- _Aim_
Pull out every line below containing the word "port".

== Input

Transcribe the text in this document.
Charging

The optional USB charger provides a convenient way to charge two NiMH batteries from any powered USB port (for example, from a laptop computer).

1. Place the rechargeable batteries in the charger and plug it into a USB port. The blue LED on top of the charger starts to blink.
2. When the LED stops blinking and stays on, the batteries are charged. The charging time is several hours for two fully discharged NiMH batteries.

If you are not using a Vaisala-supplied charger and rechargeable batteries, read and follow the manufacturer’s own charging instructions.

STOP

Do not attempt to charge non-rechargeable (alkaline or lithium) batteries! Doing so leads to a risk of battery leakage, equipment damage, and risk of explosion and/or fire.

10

====

- _Exercise solution_
The optional USB charger provides a convenient way to charge two NiMH batteries from any powered USB port (for example, from a laptop computer).
1. Place the rechargeable batteries in the charger and plug it into a USB port. The blue LED on top of the charger starts to blink.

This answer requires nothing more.